§ **Task brief**: Return every record below exactly as written, omitting any pictures.

[Items from a dataset]
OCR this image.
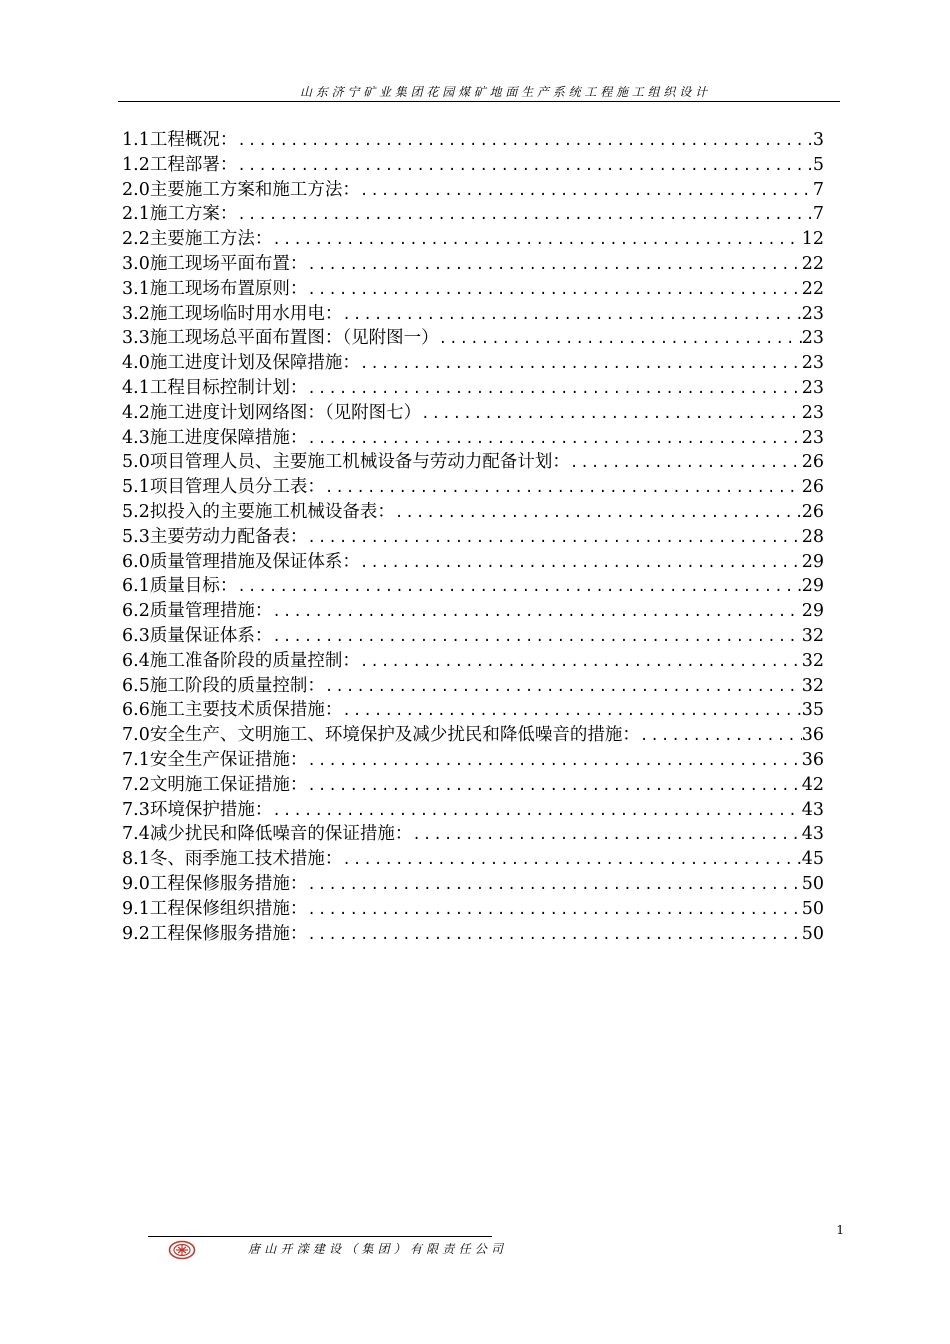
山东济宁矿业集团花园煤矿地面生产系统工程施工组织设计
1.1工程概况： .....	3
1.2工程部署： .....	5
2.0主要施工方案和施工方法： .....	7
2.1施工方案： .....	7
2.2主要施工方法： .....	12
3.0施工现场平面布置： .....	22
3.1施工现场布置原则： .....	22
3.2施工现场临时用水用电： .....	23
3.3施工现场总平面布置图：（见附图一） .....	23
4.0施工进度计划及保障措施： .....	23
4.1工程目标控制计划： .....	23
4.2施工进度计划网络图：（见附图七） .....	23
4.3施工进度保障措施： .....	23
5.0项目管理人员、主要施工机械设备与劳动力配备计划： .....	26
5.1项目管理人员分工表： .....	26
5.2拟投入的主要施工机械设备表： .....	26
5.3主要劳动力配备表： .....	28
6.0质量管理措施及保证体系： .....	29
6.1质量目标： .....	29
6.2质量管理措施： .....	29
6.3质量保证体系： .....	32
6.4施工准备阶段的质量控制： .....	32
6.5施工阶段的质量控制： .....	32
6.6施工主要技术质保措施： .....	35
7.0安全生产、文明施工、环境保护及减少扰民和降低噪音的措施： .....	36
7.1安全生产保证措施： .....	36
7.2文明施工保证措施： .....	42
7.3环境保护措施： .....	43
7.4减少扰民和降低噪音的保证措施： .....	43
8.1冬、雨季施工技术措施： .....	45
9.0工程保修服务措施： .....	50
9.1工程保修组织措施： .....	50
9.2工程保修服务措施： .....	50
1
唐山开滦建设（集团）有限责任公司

§ **Output for this task**:
OCR this image.
山东济宁矿业集团花园煤矿地面生产系统工程施工组织设计
1.1工程概况： .....	3
1.2工程部署： .....	5
2.0主要施工方案和施工方法： .....	7
2.1施工方案： .....	7
2.2主要施工方法： .....	12
3.0施工现场平面布置： .....	22
3.1施工现场布置原则： .....	22
3.2施工现场临时用水用电： .....	23
3.3施工现场总平面布置图：（见附图一） .....	23
4.0施工进度计划及保障措施： .....	23
4.1工程目标控制计划： .....	23
4.2施工进度计划网络图：（见附图七） .....	23
4.3施工进度保障措施： .....	23
5.0项目管理人员、主要施工机械设备与劳动力配备计划： .....	26
5.1项目管理人员分工表： .....	26
5.2拟投入的主要施工机械设备表： .....	26
5.3主要劳动力配备表： .....	28
6.0质量管理措施及保证体系： .....	29
6.1质量目标： .....	29
6.2质量管理措施： .....	29
6.3质量保证体系： .....	32
6.4施工准备阶段的质量控制： .....	32
6.5施工阶段的质量控制： .....	32
6.6施工主要技术质保措施： .....	35
7.0安全生产、文明施工、环境保护及减少扰民和降低噪音的措施： .....	36
7.1安全生产保证措施： .....	36
7.2文明施工保证措施： .....	42
7.3环境保护措施： .....	43
7.4减少扰民和降低噪音的保证措施： .....	43
8.1冬、雨季施工技术措施： .....	45
9.0工程保修服务措施： .....	50
9.1工程保修组织措施： .....	50
9.2工程保修服务措施： .....	50
1
唐山开滦建设（集团）有限责任公司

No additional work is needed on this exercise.